(Figure contents as structured data)
--------------------------------
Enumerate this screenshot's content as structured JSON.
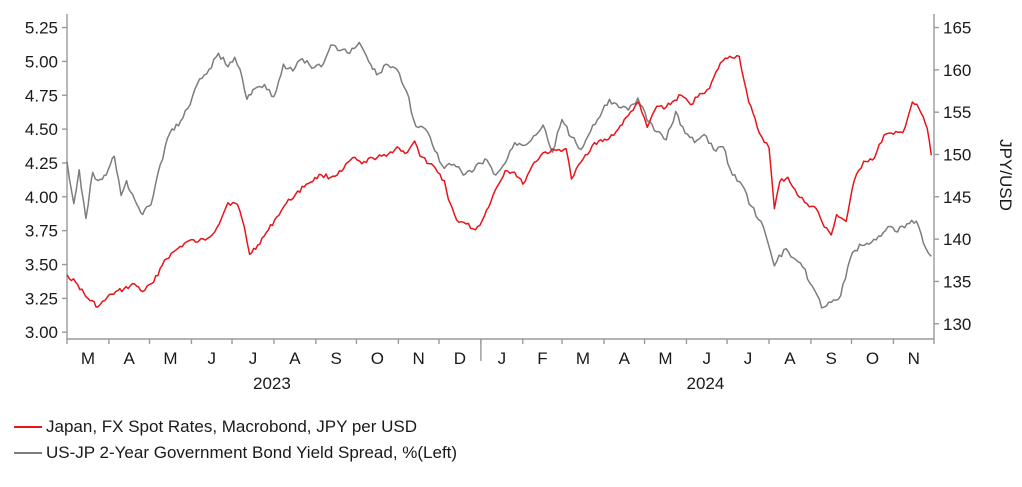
{
  "chart_data": {
    "type": "line",
    "title": "",
    "y_left": {
      "ylim": [
        2.95,
        5.35
      ],
      "ticks": [
        "3.00",
        "3.25",
        "3.50",
        "3.75",
        "4.00",
        "4.25",
        "4.50",
        "4.75",
        "5.00",
        "5.25"
      ]
    },
    "y_right": {
      "ylim": [
        128.2,
        166.6
      ],
      "ticks": [
        "130",
        "135",
        "140",
        "145",
        "150",
        "155",
        "160",
        "165"
      ],
      "label": "JPY/USD"
    },
    "x_months": [
      "M",
      "A",
      "M",
      "J",
      "J",
      "A",
      "S",
      "O",
      "N",
      "D",
      "J",
      "F",
      "M",
      "A",
      "M",
      "J",
      "J",
      "A",
      "S",
      "O",
      "N"
    ],
    "x_years": [
      "2023",
      "2024"
    ],
    "grid": false,
    "legend_position": "bottom-left",
    "series": [
      {
        "name": "Japan, FX Spot Rates, Macrobond, JPY per USD",
        "axis": "right",
        "color": "#e8141b",
        "x": [
          "2023-03-01",
          "2023-03-09",
          "2023-03-15",
          "2023-03-24",
          "2023-04-03",
          "2023-04-12",
          "2023-04-20",
          "2023-04-26",
          "2023-05-04",
          "2023-05-12",
          "2023-05-22",
          "2023-05-30",
          "2023-06-06",
          "2023-06-13",
          "2023-06-20",
          "2023-06-28",
          "2023-07-05",
          "2023-07-10",
          "2023-07-14",
          "2023-07-20",
          "2023-07-28",
          "2023-08-03",
          "2023-08-10",
          "2023-08-17",
          "2023-08-25",
          "2023-09-05",
          "2023-09-12",
          "2023-09-20",
          "2023-09-28",
          "2023-10-05",
          "2023-10-13",
          "2023-10-23",
          "2023-10-31",
          "2023-11-06",
          "2023-11-13",
          "2023-11-17",
          "2023-11-24",
          "2023-11-30",
          "2023-12-05",
          "2023-12-08",
          "2023-12-14",
          "2023-12-21",
          "2023-12-28",
          "2024-01-02",
          "2024-01-10",
          "2024-01-19",
          "2024-01-26",
          "2024-02-01",
          "2024-02-08",
          "2024-02-16",
          "2024-02-26",
          "2024-03-04",
          "2024-03-08",
          "2024-03-15",
          "2024-03-25",
          "2024-04-03",
          "2024-04-10",
          "2024-04-19",
          "2024-04-26",
          "2024-04-29",
          "2024-05-03",
          "2024-05-10",
          "2024-05-17",
          "2024-05-28",
          "2024-06-04",
          "2024-06-11",
          "2024-06-18",
          "2024-06-26",
          "2024-07-03",
          "2024-07-10",
          "2024-07-17",
          "2024-07-25",
          "2024-08-01",
          "2024-08-05",
          "2024-08-09",
          "2024-08-15",
          "2024-08-22",
          "2024-08-29",
          "2024-09-05",
          "2024-09-11",
          "2024-09-16",
          "2024-09-20",
          "2024-09-27",
          "2024-10-03",
          "2024-10-10",
          "2024-10-18",
          "2024-10-25",
          "2024-11-01",
          "2024-11-08",
          "2024-11-15",
          "2024-11-20",
          "2024-11-26",
          "2024-11-29"
        ],
        "y": [
          135.8,
          134.6,
          133.2,
          132.0,
          133.5,
          134.1,
          134.7,
          133.8,
          134.9,
          137.5,
          138.9,
          139.8,
          139.7,
          140.1,
          141.4,
          144.3,
          144.1,
          141.5,
          138.2,
          139.3,
          141.1,
          142.6,
          144.2,
          145.3,
          146.5,
          147.6,
          147.3,
          148.0,
          149.6,
          148.9,
          149.6,
          149.8,
          150.9,
          150.1,
          151.6,
          149.8,
          148.9,
          147.9,
          146.9,
          144.7,
          142.3,
          141.8,
          141.1,
          142.2,
          145.2,
          148.1,
          147.9,
          146.5,
          148.7,
          150.2,
          150.5,
          150.7,
          147.1,
          149.1,
          151.4,
          151.7,
          152.7,
          154.6,
          156.2,
          155.0,
          153.2,
          155.7,
          155.6,
          157.0,
          155.9,
          157.2,
          157.8,
          160.8,
          161.6,
          161.6,
          156.2,
          152.5,
          150.8,
          143.6,
          146.8,
          147.3,
          145.2,
          144.2,
          143.6,
          141.4,
          140.5,
          142.9,
          142.1,
          146.9,
          149.2,
          149.6,
          152.3,
          152.4,
          152.6,
          156.2,
          155.4,
          153.1,
          149.9
        ]
      },
      {
        "name": "US-JP 2-Year Government Bond Yield Spread, %(Left)",
        "axis": "left",
        "color": "#7d7d7d",
        "x": [
          "2023-03-01",
          "2023-03-06",
          "2023-03-10",
          "2023-03-15",
          "2023-03-20",
          "2023-03-24",
          "2023-03-30",
          "2023-04-05",
          "2023-04-10",
          "2023-04-14",
          "2023-04-20",
          "2023-04-26",
          "2023-05-02",
          "2023-05-09",
          "2023-05-16",
          "2023-05-24",
          "2023-05-31",
          "2023-06-07",
          "2023-06-14",
          "2023-06-21",
          "2023-06-28",
          "2023-07-03",
          "2023-07-07",
          "2023-07-12",
          "2023-07-18",
          "2023-07-25",
          "2023-08-01",
          "2023-08-08",
          "2023-08-15",
          "2023-08-22",
          "2023-08-29",
          "2023-09-05",
          "2023-09-12",
          "2023-09-19",
          "2023-09-26",
          "2023-10-03",
          "2023-10-10",
          "2023-10-16",
          "2023-10-23",
          "2023-10-31",
          "2023-11-07",
          "2023-11-14",
          "2023-11-21",
          "2023-11-28",
          "2023-12-05",
          "2023-12-12",
          "2023-12-19",
          "2023-12-27",
          "2024-01-04",
          "2024-01-12",
          "2024-01-19",
          "2024-01-26",
          "2024-02-02",
          "2024-02-09",
          "2024-02-16",
          "2024-02-23",
          "2024-03-01",
          "2024-03-08",
          "2024-03-15",
          "2024-03-22",
          "2024-03-29",
          "2024-04-05",
          "2024-04-12",
          "2024-04-19",
          "2024-04-26",
          "2024-05-03",
          "2024-05-10",
          "2024-05-17",
          "2024-05-24",
          "2024-05-31",
          "2024-06-07",
          "2024-06-14",
          "2024-06-21",
          "2024-06-28",
          "2024-07-05",
          "2024-07-12",
          "2024-07-19",
          "2024-07-26",
          "2024-08-02",
          "2024-08-05",
          "2024-08-12",
          "2024-08-19",
          "2024-08-26",
          "2024-09-02",
          "2024-09-09",
          "2024-09-16",
          "2024-09-23",
          "2024-09-30",
          "2024-10-07",
          "2024-10-14",
          "2024-10-21",
          "2024-10-28",
          "2024-11-04",
          "2024-11-11",
          "2024-11-18",
          "2024-11-25",
          "2024-11-29"
        ],
        "y": [
          4.26,
          3.95,
          4.2,
          3.84,
          4.18,
          4.12,
          4.16,
          4.3,
          4.01,
          4.12,
          3.98,
          3.87,
          3.94,
          4.24,
          4.47,
          4.56,
          4.68,
          4.87,
          4.94,
          5.06,
          4.96,
          5.03,
          4.94,
          4.72,
          4.8,
          4.83,
          4.74,
          4.98,
          4.93,
          5.02,
          4.95,
          4.96,
          5.12,
          5.08,
          5.06,
          5.14,
          5.0,
          4.9,
          4.98,
          4.94,
          4.78,
          4.52,
          4.5,
          4.34,
          4.21,
          4.24,
          4.16,
          4.2,
          4.28,
          4.16,
          4.25,
          4.4,
          4.38,
          4.45,
          4.53,
          4.33,
          4.57,
          4.44,
          4.35,
          4.48,
          4.59,
          4.72,
          4.66,
          4.64,
          4.73,
          4.56,
          4.48,
          4.42,
          4.63,
          4.47,
          4.4,
          4.46,
          4.35,
          4.37,
          4.16,
          4.09,
          3.93,
          3.82,
          3.6,
          3.49,
          3.61,
          3.55,
          3.48,
          3.34,
          3.18,
          3.22,
          3.27,
          3.54,
          3.65,
          3.65,
          3.71,
          3.78,
          3.74,
          3.8,
          3.82,
          3.62,
          3.56
        ]
      }
    ],
    "legend": [
      {
        "label": "Japan, FX Spot Rates, Macrobond, JPY per USD",
        "color": "#e8141b"
      },
      {
        "label": "US-JP 2-Year Government Bond Yield Spread, %(Left)",
        "color": "#7d7d7d"
      }
    ]
  }
}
--------------------------------
WHAT YOU NEED TO DO - In the listing above, find each line with the word "Government" and copy it.

COMPLETE OUTPUT -
        "name": "US-JP 2-Year Government Bond Yield Spread, %(Left)",
        "label": "US-JP 2-Year Government Bond Yield Spread, %(Left)",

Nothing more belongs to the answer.